(Data records)
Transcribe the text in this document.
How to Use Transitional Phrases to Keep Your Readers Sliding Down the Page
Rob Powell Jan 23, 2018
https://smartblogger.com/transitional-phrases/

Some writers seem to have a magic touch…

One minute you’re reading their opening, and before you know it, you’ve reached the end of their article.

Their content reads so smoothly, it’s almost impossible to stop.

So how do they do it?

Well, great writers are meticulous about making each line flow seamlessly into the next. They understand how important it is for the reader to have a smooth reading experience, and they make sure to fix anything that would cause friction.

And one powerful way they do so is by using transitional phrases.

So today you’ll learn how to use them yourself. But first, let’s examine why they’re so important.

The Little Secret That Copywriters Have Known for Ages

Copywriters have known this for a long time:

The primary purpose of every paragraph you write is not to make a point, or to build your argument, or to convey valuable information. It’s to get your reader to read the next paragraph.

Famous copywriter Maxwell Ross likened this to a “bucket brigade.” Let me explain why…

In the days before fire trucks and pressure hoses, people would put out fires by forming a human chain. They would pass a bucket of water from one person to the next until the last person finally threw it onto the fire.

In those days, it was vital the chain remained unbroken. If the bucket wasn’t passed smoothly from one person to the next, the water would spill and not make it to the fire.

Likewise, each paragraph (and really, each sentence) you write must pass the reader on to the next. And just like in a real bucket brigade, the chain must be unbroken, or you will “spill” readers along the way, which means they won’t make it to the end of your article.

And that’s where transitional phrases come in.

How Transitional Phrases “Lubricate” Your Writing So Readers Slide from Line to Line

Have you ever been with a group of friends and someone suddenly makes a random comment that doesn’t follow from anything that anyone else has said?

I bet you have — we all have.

#### What you need to do
All of the data needs to be printed once more, exactly.

#### Written answer
Transcribe the text in this document.
How to Use Transitional Phrases to Keep Your Readers Sliding Down the Page
Rob Powell Jan 23, 2018
https://smartblogger.com/transitional-phrases/

Some writers seem to have a magic touch…

One minute you’re reading their opening, and before you know it, you’ve reached the end of their article.

Their content reads so smoothly, it’s almost impossible to stop.

So how do they do it?

Well, great writers are meticulous about making each line flow seamlessly into the next. They understand how important it is for the reader to have a smooth reading experience, and they make sure to fix anything that would cause friction.

And one powerful way they do so is by using transitional phrases.

So today you’ll learn how to use them yourself. But first, let’s examine why they’re so important.

The Little Secret That Copywriters Have Known for Ages

Copywriters have known this for a long time:

The primary purpose of every paragraph you write is not to make a point, or to build your argument, or to convey valuable information. It’s to get your reader to read the next paragraph.

Famous copywriter Maxwell Ross likened this to a “bucket brigade.” Let me explain why…

In the days before fire trucks and pressure hoses, people would put out fires by forming a human chain. They would pass a bucket of water from one person to the next until the last person finally threw it onto the fire.

In those days, it was vital the chain remained unbroken. If the bucket wasn’t passed smoothly from one person to the next, the water would spill and not make it to the fire.

Likewise, each paragraph (and really, each sentence) you write must pass the reader on to the next. And just like in a real bucket brigade, the chain must be unbroken, or you will “spill” readers along the way, which means they won’t make it to the end of your article.

And that’s where transitional phrases come in.

How Transitional Phrases “Lubricate” Your Writing So Readers Slide from Line to Line

Have you ever been with a group of friends and someone suddenly makes a random comment that doesn’t follow from anything that anyone else has said?

I bet you have — we all have.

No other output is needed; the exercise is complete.